# Input for this task
○ ○ ○ ○

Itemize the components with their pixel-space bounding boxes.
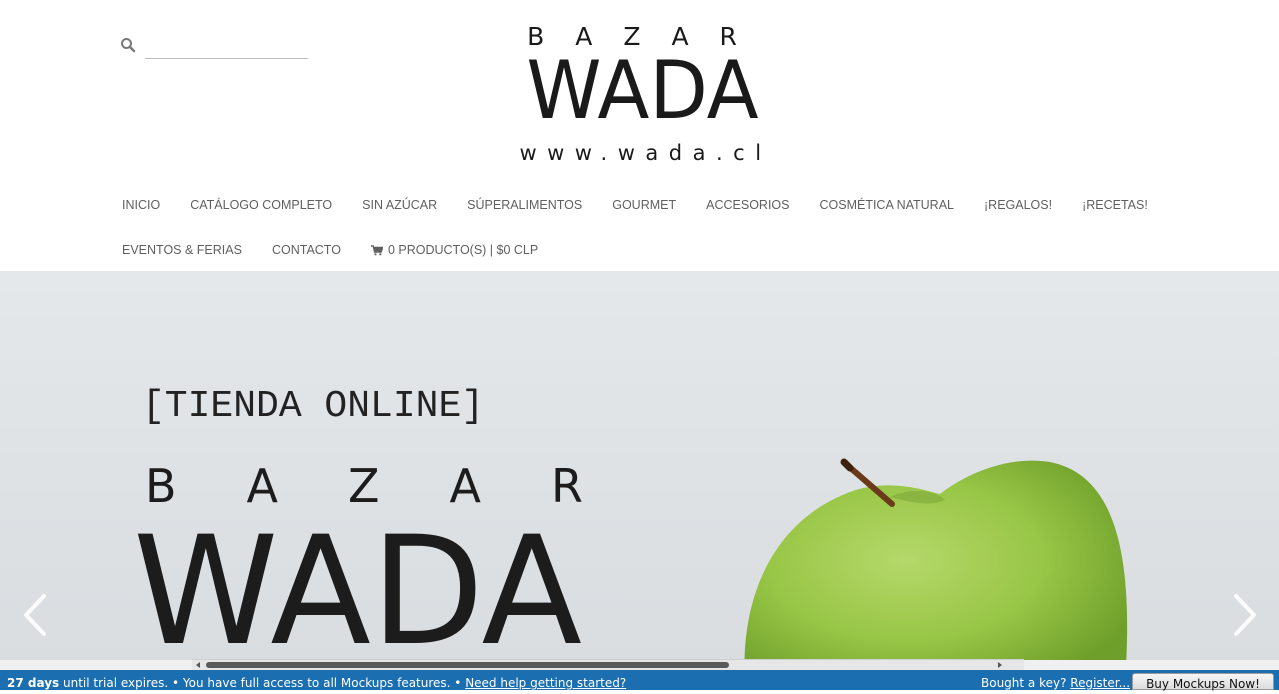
nav-item-gourmet[interactable]: GOURMET: [612, 198, 676, 212]
main-nav-row-1: INICIO CATÁLOGO COMPLETO SIN AZÚCAR SÚPE…: [122, 195, 1178, 215]
register-prompt: Bought a key? Register...: [981, 673, 1130, 693]
nav-item-catalogo-completo[interactable]: CATÁLOGO COMPLETO: [190, 198, 332, 212]
scrollbar-track-right: [1024, 660, 1279, 670]
cart-summary-text: 0 PRODUCTO(S) | $0 CLP: [387, 243, 539, 257]
nav-item-inicio[interactable]: INICIO: [122, 198, 160, 212]
nav-item-regalos[interactable]: ¡REGALOS!: [984, 198, 1052, 212]
main-nav-row-2: EVENTOS & FERIAS CONTACTO 0 PRODUCTO(S) …: [122, 240, 568, 260]
slider-next-arrow-icon[interactable]: [1228, 590, 1262, 640]
search-icon[interactable]: [120, 37, 136, 53]
scroll-right-arrow-icon[interactable]: [998, 662, 1002, 668]
scrollbar-track-left: [0, 660, 192, 670]
nav-item-cosmetica-natural[interactable]: COSMÉTICA NATURAL: [819, 198, 954, 212]
hero-tagline: [TIENDA ONLINE]: [142, 385, 485, 428]
nav-cart-link[interactable]: 0 PRODUCTO(S) | $0 CLP: [370, 243, 539, 257]
nav-item-contacto[interactable]: CONTACTO: [272, 243, 341, 257]
trial-days-count: 27 days: [7, 676, 60, 690]
scroll-left-arrow-icon[interactable]: [196, 662, 200, 668]
register-link[interactable]: Register...: [1070, 676, 1130, 690]
logo-url-text: www.wada.cl: [519, 141, 772, 165]
nav-item-superalimentos[interactable]: SÚPERALIMENTOS: [467, 198, 582, 212]
buy-mockups-button[interactable]: Buy Mockups Now!: [1132, 673, 1274, 691]
nav-item-recetas[interactable]: ¡RECETAS!: [1082, 198, 1148, 212]
help-link[interactable]: Need help getting started?: [465, 676, 626, 690]
nav-item-accesorios[interactable]: ACCESORIOS: [706, 198, 789, 212]
search-input[interactable]: [145, 34, 308, 59]
hero-wada-text: WADA: [133, 505, 583, 660]
trial-notice-text: 27 days until trial expires. • You have …: [7, 673, 626, 693]
hero-slider: [TIENDA ONLINE] BAZAR WADA: [0, 272, 1279, 660]
shopping-cart-icon: [370, 244, 383, 255]
trial-message: until trial expires. • You have full acc…: [59, 676, 466, 690]
nav-item-eventos-ferias[interactable]: EVENTOS & FERIAS: [122, 243, 242, 257]
site-logo[interactable]: BAZAR WADA www.wada.cl: [505, 22, 780, 167]
logo-wada-text: WADA: [526, 44, 759, 137]
nav-item-sin-azucar[interactable]: SIN AZÚCAR: [362, 198, 437, 212]
scrollbar-thumb[interactable]: [206, 662, 729, 668]
green-apple-image: [744, 458, 1128, 660]
site-header: BAZAR WADA www.wada.cl INICIO CATÁLOGO C…: [0, 0, 1279, 272]
slider-prev-arrow-icon[interactable]: [18, 590, 52, 640]
trial-notice-bar: 27 days until trial expires. • You have …: [0, 670, 1279, 690]
bought-key-text: Bought a key?: [981, 676, 1071, 690]
search-box: [120, 34, 310, 60]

○ ○ ○ ○

# Set problem
Rewrite every line of the records above as a JSON list of strings, one string per line, with blank lines omitted and the pictures left out.

# Finished exercise
[
  "Itemize the components with their pixel-space bounding boxes.",
  "nav-item-gourmet[interactable]: GOURMET: [612, 198, 676, 212]",
  "main-nav-row-1: INICIO CATÁLOGO COMPLETO SIN AZÚCAR SÚPE…: [122, 195, 1178, 215]",
  "register-prompt: Bought a key? Register...: [981, 673, 1130, 693]",
  "nav-item-catalogo-completo[interactable]: CATÁLOGO COMPLETO: [190, 198, 332, 212]",
  "scrollbar-track-right: [1024, 660, 1279, 670]",
  "cart-summary-text: 0 PRODUCTO(S) | $0 CLP: [387, 243, 539, 257]",
  "nav-item-inicio[interactable]: INICIO: [122, 198, 160, 212]",
  "nav-item-regalos[interactable]: ¡REGALOS!: [984, 198, 1052, 212]",
  "main-nav-row-2: EVENTOS & FERIAS CONTACTO 0 PRODUCTO(S) …: [122, 240, 568, 260]",
  "slider-next-arrow-icon[interactable]: [1228, 590, 1262, 640]",
  "search-icon[interactable]: [120, 37, 136, 53]",
  "scroll-right-arrow-icon[interactable]: [998, 662, 1002, 668]",
  "scrollbar-track-left: [0, 660, 192, 670]",
  "nav-item-cosmetica-natural[interactable]: COSMÉTICA NATURAL: [819, 198, 954, 212]",
  "hero-tagline: [TIENDA ONLINE]: [142, 385, 485, 428]",
  "nav-cart-link[interactable]: 0 PRODUCTO(S) | $0 CLP: [370, 243, 539, 257]",
  "nav-item-contacto[interactable]: CONTACTO: [272, 243, 341, 257]",
  "trial-days-count: 27 days: [7, 676, 60, 690]",
  "scroll-left-arrow-icon[interactable]: [196, 662, 200, 668]",
  "register-link[interactable]: Register...: [1070, 676, 1130, 690]",
  "logo-url-text: www.wada.cl: [519, 141, 772, 165]",
  "nav-item-superalimentos[interactable]: SÚPERALIMENTOS: [467, 198, 582, 212]",
  "buy-mockups-button[interactable]: Buy Mockups Now!: [1132, 673, 1274, 691]",
  "nav-item-recetas[interactable]: ¡RECETAS!: [1082, 198, 1148, 212]",
  "help-link[interactable]: Need help getting started?: [465, 676, 626, 690]",
  "nav-item-accesorios[interactable]: ACCESORIOS: [706, 198, 789, 212]",
  "search-input[interactable]: [145, 34, 308, 59]",
  "hero-wada-text: WADA: [133, 505, 583, 660]",
  "trial-notice-text: 27 days until trial expires. • You have …: [7, 673, 626, 693]",
  "hero-slider: [TIENDA ONLINE] BAZAR WADA: [0, 272, 1279, 660]",
  "shopping-cart-icon: [370, 244, 383, 255]",
  "trial-message: until trial expires. • You have full acc…: [59, 676, 466, 690]",
  "nav-item-eventos-ferias[interactable]: EVENTOS & FERIAS: [122, 243, 242, 257]",
  "site-logo[interactable]: BAZAR WADA www.wada.cl: [505, 22, 780, 167]",
  "logo-wada-text: WADA: [526, 44, 759, 137]",
  "nav-item-sin-azucar[interactable]: SIN AZÚCAR: [362, 198, 437, 212]",
  "scrollbar-thumb[interactable]: [206, 662, 729, 668]",
  "green-apple-image: [744, 458, 1128, 660]",
  "site-header: BAZAR WADA www.wada.cl INICIO CATÁLOGO C…: [0, 0, 1279, 272]",
  "slider-prev-arrow-icon[interactable]: [18, 590, 52, 640]",
  "trial-notice-bar: 27 days until trial expires. • You have …: [0, 670, 1279, 690]",
  "bought-key-text: Bought a key?: [981, 676, 1071, 690]",
  "search-box: [120, 34, 310, 60]"
]